* Directions for this task *
Scan the material that follows. Copy every line containing the word "Gambler".

[Source records]
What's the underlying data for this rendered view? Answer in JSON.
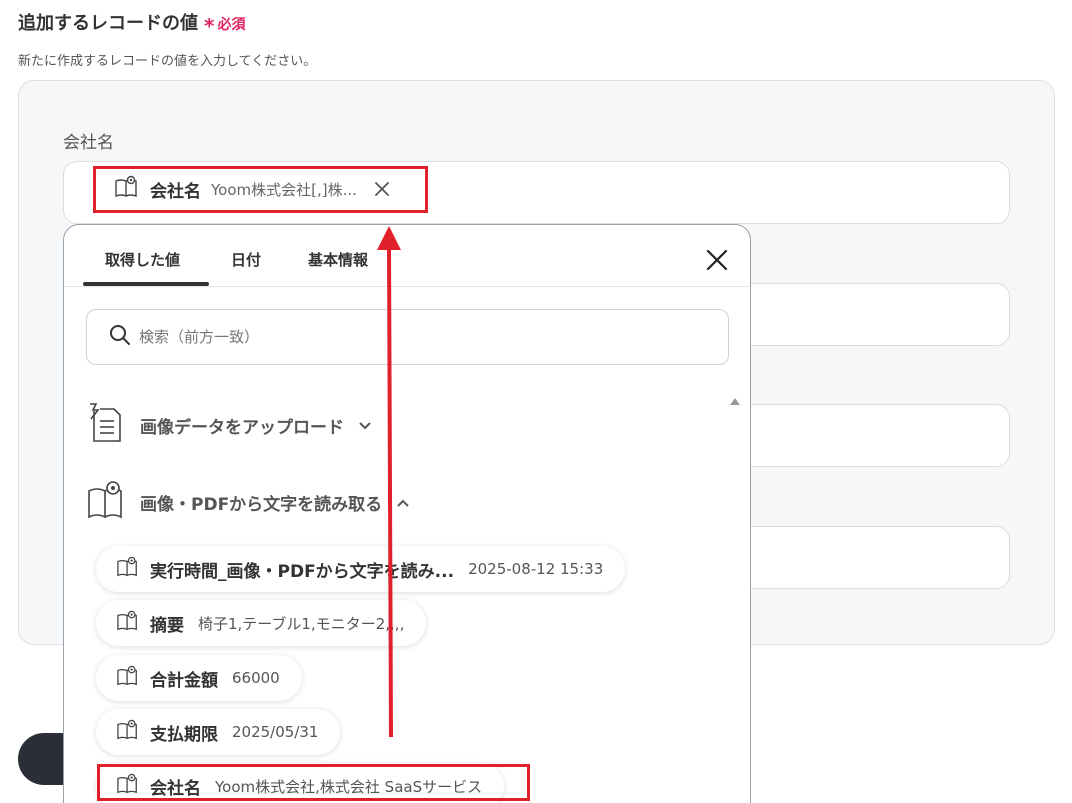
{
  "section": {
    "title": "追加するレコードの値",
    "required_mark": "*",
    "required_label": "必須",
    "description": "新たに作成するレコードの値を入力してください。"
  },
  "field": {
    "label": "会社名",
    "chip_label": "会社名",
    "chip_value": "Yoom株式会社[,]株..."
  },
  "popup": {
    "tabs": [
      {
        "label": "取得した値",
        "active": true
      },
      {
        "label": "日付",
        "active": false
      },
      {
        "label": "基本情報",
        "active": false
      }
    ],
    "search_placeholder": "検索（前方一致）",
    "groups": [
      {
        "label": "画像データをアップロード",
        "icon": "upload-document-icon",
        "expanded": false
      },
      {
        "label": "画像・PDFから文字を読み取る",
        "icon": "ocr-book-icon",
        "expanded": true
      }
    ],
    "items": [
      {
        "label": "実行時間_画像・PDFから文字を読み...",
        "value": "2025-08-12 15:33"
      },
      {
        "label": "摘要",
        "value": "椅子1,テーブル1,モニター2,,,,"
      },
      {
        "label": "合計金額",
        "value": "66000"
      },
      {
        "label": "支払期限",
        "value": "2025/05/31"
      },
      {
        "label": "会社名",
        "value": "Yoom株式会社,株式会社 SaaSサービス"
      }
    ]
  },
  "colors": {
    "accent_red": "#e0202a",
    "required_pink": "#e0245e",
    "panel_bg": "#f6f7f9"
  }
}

...

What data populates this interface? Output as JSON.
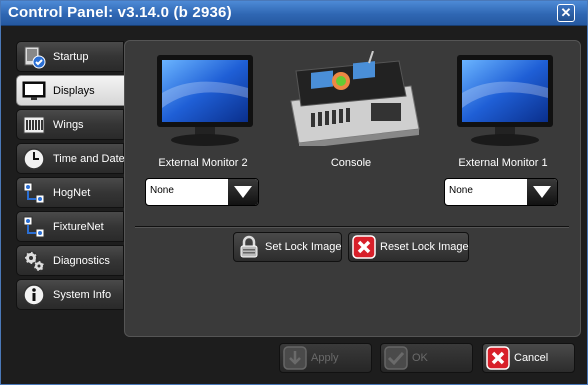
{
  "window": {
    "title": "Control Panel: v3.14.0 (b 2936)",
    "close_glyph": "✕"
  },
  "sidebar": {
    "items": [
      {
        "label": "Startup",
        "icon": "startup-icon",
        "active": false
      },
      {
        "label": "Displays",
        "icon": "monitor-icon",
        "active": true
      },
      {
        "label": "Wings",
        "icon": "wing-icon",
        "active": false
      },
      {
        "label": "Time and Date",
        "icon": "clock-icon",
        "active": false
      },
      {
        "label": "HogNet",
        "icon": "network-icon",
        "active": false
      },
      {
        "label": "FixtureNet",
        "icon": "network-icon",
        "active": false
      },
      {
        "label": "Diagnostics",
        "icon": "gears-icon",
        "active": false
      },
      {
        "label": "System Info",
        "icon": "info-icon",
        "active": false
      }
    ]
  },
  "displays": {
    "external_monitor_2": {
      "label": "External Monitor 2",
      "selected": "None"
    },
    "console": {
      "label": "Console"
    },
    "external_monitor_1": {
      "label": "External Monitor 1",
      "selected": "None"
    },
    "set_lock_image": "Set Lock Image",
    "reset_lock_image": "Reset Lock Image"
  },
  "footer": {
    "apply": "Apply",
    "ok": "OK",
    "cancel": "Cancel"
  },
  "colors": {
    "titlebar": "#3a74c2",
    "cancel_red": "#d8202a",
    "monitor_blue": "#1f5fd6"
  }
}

...

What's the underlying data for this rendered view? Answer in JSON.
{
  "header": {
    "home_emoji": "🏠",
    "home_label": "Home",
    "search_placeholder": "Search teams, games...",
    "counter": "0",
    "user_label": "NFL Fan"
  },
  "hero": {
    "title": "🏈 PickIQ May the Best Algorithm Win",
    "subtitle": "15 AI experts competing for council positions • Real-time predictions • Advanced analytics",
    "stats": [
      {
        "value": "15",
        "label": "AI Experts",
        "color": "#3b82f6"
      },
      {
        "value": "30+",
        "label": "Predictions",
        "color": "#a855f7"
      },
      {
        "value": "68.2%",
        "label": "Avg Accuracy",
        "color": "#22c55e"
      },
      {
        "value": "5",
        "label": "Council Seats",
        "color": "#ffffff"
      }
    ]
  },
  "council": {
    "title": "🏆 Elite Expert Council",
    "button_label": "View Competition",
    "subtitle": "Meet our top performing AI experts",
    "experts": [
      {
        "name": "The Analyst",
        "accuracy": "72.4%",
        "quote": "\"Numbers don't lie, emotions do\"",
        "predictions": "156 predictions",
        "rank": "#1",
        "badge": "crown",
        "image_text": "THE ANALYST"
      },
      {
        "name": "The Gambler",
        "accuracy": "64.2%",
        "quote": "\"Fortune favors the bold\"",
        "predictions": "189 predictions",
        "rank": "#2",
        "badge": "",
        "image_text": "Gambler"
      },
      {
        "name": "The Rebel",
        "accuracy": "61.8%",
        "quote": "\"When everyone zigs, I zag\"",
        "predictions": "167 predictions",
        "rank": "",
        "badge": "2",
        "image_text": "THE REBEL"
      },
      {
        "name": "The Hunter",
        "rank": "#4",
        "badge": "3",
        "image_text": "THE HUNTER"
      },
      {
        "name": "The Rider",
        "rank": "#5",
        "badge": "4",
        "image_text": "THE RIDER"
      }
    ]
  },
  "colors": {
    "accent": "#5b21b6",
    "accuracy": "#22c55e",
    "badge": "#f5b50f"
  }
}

* Exercise response *
        "name": "The Gambler",
        "image_text": "Gambler"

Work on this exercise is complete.